• _Exercise goal_:
Give only the count of lines containing "test".

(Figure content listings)
- - -
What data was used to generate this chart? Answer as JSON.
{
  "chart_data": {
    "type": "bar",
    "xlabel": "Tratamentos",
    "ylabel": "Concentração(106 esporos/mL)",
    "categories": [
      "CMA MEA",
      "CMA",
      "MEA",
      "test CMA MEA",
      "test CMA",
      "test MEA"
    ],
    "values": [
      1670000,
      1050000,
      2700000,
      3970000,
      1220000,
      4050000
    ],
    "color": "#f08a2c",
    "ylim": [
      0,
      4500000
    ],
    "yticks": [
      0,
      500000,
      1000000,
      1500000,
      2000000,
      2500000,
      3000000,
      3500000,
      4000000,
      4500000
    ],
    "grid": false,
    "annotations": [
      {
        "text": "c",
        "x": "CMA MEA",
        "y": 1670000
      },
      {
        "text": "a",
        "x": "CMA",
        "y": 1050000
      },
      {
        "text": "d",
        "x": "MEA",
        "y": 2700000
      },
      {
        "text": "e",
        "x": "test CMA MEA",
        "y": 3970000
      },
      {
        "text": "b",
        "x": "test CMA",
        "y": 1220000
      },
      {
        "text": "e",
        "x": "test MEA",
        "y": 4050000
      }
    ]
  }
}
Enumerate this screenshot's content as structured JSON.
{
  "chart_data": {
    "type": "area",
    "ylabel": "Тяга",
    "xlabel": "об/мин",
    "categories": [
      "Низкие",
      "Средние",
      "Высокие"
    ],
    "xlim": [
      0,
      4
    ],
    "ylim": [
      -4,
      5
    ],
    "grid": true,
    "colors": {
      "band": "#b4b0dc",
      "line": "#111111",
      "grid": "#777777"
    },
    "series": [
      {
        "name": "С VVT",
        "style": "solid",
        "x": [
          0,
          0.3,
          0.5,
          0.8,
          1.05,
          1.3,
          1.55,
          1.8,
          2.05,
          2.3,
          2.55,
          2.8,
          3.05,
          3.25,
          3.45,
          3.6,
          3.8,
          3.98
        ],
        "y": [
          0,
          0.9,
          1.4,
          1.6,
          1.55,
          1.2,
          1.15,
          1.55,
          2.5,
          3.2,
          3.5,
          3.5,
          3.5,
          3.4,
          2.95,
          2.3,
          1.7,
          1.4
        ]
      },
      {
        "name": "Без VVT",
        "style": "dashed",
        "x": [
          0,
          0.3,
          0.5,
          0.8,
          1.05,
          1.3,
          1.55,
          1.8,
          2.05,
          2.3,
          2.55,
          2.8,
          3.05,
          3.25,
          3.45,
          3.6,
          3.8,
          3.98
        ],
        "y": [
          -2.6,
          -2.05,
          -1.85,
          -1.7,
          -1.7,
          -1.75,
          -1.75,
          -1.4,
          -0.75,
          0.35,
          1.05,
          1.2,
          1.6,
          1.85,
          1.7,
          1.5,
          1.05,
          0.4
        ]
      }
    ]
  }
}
- - -
• _Task output_:
6